══ SUPPLIED MATERIAL
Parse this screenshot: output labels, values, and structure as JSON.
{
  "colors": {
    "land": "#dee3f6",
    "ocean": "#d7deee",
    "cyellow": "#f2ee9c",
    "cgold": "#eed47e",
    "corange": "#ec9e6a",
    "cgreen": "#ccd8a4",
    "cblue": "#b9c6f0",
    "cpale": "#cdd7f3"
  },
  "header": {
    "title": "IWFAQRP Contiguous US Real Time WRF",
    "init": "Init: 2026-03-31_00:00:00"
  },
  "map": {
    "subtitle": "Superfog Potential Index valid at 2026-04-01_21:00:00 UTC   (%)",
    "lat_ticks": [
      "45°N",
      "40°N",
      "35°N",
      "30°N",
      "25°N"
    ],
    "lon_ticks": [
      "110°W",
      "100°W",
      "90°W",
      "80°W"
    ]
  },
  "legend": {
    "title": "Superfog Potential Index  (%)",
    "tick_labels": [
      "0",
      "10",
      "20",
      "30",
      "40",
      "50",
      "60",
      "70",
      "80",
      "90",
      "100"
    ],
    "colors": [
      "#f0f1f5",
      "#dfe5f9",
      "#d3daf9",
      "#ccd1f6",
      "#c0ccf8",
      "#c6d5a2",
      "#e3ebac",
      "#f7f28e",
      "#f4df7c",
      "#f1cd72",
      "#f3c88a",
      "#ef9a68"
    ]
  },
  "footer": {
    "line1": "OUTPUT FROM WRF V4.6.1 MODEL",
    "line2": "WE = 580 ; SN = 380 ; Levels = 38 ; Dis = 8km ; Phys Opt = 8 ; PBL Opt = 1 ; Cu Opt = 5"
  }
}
════
§ **WHAT IS REQUIRED**
Search the records above for the string "Superfog". Copy every line that contains it.

§ **SOLUTION FOR THIS TASK**
    "subtitle": "Superfog Potential Index valid at 2026-04-01_21:00:00 UTC   (%)",
    "title": "Superfog Potential Index  (%)",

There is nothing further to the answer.